Supplied data →
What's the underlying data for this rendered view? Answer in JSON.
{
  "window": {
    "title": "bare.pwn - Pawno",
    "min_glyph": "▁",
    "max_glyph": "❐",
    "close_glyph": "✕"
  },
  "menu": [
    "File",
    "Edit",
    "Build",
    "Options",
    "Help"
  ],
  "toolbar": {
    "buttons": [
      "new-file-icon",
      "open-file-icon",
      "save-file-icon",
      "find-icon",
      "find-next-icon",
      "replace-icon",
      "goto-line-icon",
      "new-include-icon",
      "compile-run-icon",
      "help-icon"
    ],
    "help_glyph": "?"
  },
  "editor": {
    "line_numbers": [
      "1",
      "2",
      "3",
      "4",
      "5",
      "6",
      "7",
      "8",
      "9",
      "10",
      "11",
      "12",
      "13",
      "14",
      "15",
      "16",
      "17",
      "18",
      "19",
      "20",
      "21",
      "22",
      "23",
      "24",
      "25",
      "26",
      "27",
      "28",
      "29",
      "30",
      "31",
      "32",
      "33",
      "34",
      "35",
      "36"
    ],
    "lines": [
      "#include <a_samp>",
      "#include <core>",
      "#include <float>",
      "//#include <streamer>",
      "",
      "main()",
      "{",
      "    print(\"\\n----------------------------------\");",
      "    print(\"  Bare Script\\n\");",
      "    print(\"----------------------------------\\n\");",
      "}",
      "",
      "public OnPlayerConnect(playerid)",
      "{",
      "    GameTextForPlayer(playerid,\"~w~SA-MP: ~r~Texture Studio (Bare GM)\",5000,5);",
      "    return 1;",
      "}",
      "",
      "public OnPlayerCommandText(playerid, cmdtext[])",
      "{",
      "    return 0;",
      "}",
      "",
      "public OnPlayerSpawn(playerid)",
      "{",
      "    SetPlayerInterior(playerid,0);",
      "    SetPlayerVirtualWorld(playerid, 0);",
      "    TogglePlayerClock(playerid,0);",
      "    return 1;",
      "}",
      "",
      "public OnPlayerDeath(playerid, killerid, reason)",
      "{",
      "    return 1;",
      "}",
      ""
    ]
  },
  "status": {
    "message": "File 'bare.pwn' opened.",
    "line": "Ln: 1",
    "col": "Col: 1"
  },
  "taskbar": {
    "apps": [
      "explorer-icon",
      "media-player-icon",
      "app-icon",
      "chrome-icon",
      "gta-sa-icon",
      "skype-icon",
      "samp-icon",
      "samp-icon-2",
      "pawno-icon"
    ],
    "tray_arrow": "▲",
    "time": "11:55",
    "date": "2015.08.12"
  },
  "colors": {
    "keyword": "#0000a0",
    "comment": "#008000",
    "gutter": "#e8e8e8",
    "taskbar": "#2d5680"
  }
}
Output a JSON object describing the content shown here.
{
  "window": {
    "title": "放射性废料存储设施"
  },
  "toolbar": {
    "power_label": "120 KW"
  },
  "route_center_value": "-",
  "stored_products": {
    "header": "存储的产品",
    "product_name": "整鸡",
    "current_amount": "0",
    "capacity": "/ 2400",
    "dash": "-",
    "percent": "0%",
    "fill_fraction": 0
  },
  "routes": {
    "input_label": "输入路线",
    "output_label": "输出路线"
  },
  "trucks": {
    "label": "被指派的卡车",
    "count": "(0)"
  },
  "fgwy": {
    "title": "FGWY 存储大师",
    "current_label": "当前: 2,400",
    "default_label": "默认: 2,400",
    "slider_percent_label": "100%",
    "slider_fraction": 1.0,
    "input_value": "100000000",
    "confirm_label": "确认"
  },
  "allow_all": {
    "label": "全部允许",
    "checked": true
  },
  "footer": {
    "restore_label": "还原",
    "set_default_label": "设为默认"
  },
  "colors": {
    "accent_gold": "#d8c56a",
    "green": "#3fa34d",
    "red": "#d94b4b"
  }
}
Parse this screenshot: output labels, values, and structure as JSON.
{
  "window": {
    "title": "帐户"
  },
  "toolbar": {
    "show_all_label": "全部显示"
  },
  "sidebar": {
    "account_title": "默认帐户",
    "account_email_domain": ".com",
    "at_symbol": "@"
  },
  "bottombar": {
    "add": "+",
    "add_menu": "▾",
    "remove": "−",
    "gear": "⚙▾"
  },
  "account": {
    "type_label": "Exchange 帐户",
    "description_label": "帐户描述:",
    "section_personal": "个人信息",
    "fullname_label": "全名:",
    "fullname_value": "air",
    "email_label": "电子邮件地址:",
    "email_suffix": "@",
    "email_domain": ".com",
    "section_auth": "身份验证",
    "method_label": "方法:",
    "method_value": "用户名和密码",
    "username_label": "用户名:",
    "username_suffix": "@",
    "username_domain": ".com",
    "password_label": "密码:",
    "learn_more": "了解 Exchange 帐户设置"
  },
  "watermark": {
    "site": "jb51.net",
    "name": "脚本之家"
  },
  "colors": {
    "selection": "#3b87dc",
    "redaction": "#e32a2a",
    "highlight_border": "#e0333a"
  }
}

---

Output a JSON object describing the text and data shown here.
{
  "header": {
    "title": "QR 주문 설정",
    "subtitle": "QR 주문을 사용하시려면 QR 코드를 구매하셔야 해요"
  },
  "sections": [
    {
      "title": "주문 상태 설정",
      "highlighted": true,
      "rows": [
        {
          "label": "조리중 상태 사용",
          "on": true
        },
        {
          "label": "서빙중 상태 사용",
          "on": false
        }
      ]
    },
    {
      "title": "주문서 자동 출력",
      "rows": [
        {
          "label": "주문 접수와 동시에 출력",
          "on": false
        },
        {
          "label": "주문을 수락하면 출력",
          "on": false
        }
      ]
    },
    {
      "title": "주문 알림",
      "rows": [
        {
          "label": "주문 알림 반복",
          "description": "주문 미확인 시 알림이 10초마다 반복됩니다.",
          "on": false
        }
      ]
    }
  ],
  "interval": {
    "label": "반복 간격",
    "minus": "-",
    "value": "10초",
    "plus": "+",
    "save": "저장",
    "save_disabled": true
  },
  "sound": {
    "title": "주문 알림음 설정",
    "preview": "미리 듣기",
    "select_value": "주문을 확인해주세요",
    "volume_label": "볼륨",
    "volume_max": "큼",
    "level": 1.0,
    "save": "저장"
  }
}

Exercise goal → Every line of the listing that holds "public" is to be counted; give only the resulting number.

Answer for the task → 4